● **Given task**: Give every line back verbatim, dropping all images.

======== Materials provided

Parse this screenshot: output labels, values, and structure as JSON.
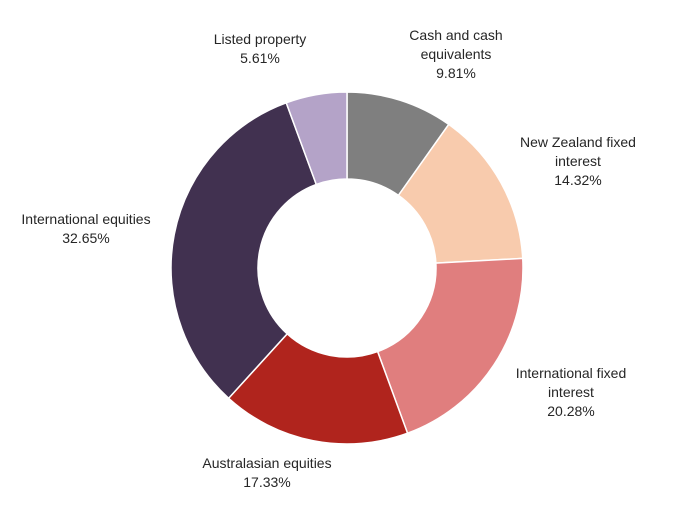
{
  "chart_data": {
    "type": "pie",
    "variant": "donut",
    "slices": [
      {
        "label_lines": [
          "Cash and cash",
          "equivalents"
        ],
        "value_label": "9.81%",
        "value": 9.81,
        "color": "#7f7f7f"
      },
      {
        "label_lines": [
          "New Zealand fixed",
          "interest"
        ],
        "value_label": "14.32%",
        "value": 14.32,
        "color": "#f8cbad"
      },
      {
        "label_lines": [
          "International fixed",
          "interest"
        ],
        "value_label": "20.28%",
        "value": 20.28,
        "color": "#e07e7e"
      },
      {
        "label_lines": [
          "Australasian equities"
        ],
        "value_label": "17.33%",
        "value": 17.33,
        "color": "#b0241d"
      },
      {
        "label_lines": [
          "International equities"
        ],
        "value_label": "32.65%",
        "value": 32.65,
        "color": "#413150"
      },
      {
        "label_lines": [
          "Listed property"
        ],
        "value_label": "5.61%",
        "value": 5.61,
        "color": "#b4a3c8"
      }
    ],
    "start_position": "12 o'clock",
    "direction": "clockwise",
    "legend": "none",
    "labels": "outside"
  }
}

================

● **Answer to this task**:
Parse this screenshot: output labels, values, and structure as JSON.
{
  "chart_data": {
    "type": "pie",
    "variant": "donut",
    "slices": [
      {
        "label_lines": [
          "Cash and cash",
          "equivalents"
        ],
        "value_label": "9.81%",
        "value": 9.81,
        "color": "#7f7f7f"
      },
      {
        "label_lines": [
          "New Zealand fixed",
          "interest"
        ],
        "value_label": "14.32%",
        "value": 14.32,
        "color": "#f8cbad"
      },
      {
        "label_lines": [
          "International fixed",
          "interest"
        ],
        "value_label": "20.28%",
        "value": 20.28,
        "color": "#e07e7e"
      },
      {
        "label_lines": [
          "Australasian equities"
        ],
        "value_label": "17.33%",
        "value": 17.33,
        "color": "#b0241d"
      },
      {
        "label_lines": [
          "International equities"
        ],
        "value_label": "32.65%",
        "value": 32.65,
        "color": "#413150"
      },
      {
        "label_lines": [
          "Listed property"
        ],
        "value_label": "5.61%",
        "value": 5.61,
        "color": "#b4a3c8"
      }
    ],
    "start_position": "12 o'clock",
    "direction": "clockwise",
    "legend": "none",
    "labels": "outside"
  }
}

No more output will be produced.